§ Problem details:
Show all lines that include the string "time"; copy each one.

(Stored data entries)
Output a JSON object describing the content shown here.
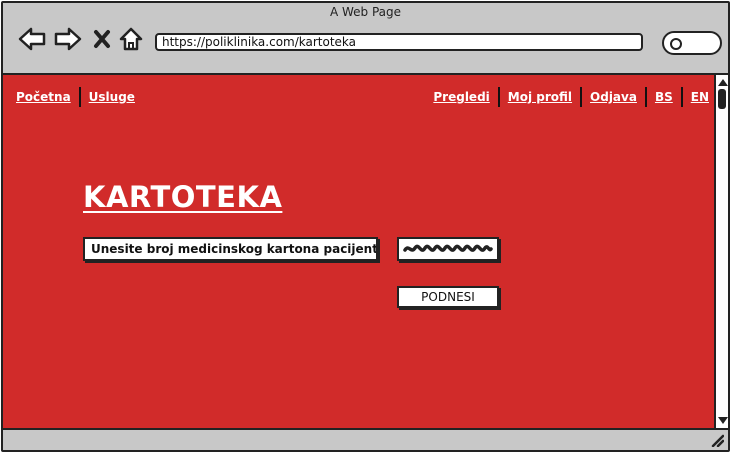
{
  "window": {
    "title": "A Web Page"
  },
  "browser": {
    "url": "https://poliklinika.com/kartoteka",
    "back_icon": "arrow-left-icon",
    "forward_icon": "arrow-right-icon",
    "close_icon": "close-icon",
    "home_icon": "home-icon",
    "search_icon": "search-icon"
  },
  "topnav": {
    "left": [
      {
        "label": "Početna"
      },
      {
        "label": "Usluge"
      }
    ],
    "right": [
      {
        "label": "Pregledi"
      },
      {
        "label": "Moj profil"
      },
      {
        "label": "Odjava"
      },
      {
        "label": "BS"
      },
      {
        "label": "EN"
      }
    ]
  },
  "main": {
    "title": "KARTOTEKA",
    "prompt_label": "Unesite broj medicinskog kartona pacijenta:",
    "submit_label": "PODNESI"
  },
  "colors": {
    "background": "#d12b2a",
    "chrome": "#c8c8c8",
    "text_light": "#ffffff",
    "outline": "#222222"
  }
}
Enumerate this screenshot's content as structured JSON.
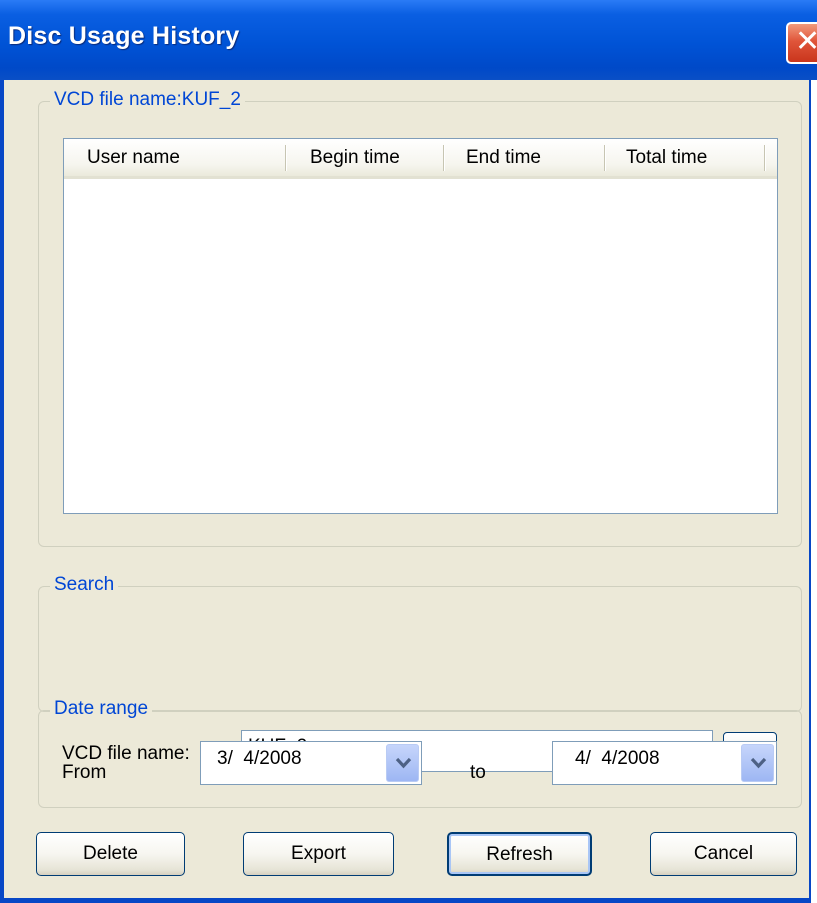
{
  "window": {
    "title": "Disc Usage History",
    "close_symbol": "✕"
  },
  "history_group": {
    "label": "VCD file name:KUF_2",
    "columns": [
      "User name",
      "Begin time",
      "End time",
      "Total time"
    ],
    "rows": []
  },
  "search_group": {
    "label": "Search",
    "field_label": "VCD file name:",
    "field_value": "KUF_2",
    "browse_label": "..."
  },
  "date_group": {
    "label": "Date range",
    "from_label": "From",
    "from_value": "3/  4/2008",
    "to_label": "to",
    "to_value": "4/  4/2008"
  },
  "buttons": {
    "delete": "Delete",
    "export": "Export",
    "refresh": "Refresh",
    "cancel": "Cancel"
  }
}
--
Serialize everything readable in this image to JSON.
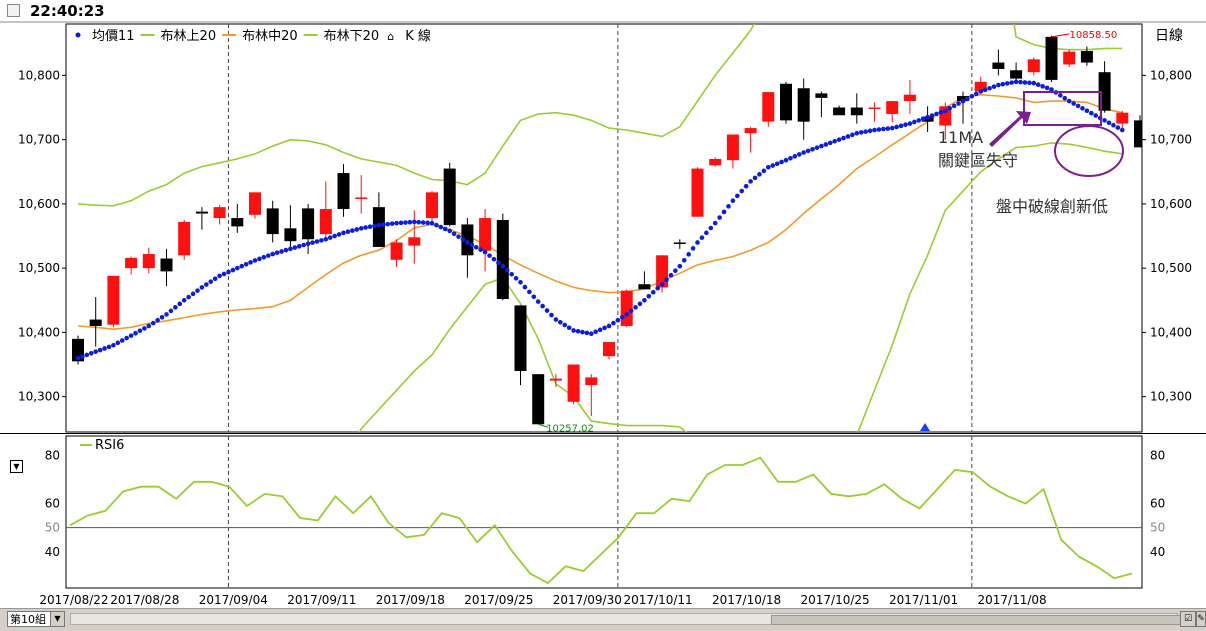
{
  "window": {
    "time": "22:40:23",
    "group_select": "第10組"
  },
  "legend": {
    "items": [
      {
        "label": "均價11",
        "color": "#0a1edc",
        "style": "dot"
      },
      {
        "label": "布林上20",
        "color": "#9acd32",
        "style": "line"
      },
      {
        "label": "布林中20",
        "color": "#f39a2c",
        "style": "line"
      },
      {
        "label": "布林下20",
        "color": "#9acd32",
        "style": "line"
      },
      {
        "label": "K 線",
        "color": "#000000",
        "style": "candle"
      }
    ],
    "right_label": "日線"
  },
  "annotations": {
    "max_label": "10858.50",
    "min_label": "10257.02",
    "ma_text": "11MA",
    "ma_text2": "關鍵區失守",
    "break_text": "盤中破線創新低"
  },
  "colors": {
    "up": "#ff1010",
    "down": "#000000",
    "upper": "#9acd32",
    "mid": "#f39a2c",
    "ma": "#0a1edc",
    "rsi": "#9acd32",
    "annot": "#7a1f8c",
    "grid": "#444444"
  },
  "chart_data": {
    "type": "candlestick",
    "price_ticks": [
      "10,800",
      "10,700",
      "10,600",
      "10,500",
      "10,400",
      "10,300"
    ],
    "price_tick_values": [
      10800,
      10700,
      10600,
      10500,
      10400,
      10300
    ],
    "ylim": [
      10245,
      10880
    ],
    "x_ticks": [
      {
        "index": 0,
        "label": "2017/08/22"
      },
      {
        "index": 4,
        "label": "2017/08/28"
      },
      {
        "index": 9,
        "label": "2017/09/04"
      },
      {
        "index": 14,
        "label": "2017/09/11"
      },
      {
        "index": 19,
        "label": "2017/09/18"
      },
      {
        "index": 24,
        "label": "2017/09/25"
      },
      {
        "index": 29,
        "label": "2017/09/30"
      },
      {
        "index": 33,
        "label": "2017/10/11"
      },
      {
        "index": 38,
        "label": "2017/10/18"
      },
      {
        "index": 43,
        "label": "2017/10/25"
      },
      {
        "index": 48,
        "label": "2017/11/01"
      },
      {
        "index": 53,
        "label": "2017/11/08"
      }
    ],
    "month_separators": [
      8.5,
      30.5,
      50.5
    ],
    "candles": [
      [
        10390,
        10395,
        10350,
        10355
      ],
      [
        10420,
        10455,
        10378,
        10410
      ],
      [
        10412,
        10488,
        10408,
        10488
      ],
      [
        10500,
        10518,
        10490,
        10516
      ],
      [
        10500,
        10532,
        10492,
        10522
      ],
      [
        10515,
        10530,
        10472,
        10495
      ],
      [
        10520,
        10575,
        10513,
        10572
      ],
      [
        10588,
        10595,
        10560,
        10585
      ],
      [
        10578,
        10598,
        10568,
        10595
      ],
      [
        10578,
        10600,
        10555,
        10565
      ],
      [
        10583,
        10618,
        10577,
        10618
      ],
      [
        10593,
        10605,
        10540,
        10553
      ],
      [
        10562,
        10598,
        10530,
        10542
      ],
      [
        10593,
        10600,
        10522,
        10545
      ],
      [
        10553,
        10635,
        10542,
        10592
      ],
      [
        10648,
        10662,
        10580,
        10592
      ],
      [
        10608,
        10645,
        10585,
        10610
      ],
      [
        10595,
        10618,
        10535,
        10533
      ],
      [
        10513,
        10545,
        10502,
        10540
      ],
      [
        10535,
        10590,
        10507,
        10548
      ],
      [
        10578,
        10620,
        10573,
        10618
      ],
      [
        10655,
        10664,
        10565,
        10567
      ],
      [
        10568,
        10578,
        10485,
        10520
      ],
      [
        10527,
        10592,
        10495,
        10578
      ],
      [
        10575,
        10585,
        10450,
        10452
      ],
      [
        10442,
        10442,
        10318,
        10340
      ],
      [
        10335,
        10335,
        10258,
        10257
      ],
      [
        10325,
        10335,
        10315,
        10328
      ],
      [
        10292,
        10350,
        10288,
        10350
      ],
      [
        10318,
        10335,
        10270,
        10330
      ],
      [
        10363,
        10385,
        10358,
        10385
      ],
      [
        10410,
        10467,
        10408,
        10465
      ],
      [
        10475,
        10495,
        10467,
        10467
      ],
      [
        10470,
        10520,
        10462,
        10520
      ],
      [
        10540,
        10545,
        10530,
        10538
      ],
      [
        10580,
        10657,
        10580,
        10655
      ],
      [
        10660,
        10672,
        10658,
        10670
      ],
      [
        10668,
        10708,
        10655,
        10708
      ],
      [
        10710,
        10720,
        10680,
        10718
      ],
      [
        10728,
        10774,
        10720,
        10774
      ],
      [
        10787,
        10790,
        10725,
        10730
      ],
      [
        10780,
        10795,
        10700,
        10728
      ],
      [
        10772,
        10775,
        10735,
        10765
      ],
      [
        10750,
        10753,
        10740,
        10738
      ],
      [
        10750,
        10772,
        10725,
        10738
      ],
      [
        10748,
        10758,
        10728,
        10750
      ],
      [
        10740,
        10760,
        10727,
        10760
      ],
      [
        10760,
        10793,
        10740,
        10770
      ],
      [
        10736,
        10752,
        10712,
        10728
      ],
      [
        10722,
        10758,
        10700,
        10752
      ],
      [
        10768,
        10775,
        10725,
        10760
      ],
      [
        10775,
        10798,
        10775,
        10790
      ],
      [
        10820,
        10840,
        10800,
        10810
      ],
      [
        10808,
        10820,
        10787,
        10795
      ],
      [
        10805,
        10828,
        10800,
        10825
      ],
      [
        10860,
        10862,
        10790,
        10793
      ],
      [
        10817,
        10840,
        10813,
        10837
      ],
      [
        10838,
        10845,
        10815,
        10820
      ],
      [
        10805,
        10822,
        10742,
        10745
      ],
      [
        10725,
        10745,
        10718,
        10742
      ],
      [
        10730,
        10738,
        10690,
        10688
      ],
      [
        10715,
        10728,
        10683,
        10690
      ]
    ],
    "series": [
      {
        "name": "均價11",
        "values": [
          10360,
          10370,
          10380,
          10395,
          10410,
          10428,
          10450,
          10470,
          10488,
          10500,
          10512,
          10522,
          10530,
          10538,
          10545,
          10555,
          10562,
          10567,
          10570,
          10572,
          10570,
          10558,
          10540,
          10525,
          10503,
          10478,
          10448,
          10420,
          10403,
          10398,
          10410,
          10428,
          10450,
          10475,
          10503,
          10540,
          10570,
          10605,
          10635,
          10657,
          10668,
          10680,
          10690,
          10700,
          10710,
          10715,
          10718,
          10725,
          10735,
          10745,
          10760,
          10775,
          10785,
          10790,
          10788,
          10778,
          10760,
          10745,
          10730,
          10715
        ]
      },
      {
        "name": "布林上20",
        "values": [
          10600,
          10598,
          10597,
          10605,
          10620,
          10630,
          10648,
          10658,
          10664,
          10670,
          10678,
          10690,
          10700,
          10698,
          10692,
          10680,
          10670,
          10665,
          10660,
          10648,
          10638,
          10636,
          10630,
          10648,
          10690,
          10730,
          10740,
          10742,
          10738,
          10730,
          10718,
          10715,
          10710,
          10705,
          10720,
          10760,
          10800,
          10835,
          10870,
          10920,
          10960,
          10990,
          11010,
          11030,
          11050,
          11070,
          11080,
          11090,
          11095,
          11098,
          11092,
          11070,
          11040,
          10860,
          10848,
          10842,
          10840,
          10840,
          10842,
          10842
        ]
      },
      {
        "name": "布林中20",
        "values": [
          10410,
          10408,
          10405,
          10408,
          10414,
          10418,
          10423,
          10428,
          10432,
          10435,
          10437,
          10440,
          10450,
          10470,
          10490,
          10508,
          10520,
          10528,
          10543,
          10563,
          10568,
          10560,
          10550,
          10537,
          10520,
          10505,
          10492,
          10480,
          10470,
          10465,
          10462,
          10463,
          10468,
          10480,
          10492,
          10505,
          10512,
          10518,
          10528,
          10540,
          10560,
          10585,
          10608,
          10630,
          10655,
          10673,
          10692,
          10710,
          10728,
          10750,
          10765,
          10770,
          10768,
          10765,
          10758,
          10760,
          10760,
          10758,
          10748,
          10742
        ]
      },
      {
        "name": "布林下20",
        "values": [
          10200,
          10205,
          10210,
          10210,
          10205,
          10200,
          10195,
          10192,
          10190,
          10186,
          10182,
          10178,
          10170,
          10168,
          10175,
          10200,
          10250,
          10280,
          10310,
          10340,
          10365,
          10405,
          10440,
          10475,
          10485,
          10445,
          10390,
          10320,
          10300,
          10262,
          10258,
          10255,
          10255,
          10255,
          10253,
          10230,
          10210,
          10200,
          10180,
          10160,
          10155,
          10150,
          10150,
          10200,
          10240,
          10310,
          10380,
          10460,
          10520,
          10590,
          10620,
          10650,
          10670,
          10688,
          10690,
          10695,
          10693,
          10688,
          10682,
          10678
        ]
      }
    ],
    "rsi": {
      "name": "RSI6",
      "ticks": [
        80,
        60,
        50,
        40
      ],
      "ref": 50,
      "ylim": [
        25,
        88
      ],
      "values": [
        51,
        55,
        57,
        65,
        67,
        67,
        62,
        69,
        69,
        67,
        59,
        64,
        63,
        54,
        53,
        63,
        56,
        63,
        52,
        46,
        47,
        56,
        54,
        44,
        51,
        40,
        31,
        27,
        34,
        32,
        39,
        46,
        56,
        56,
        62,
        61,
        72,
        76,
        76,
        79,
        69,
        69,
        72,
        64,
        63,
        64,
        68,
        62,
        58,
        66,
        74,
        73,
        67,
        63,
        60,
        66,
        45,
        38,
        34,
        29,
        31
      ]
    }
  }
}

§ Exercise output:
      "Begin time",
      "End time",
      "Total time"
    "time": "22:40:23",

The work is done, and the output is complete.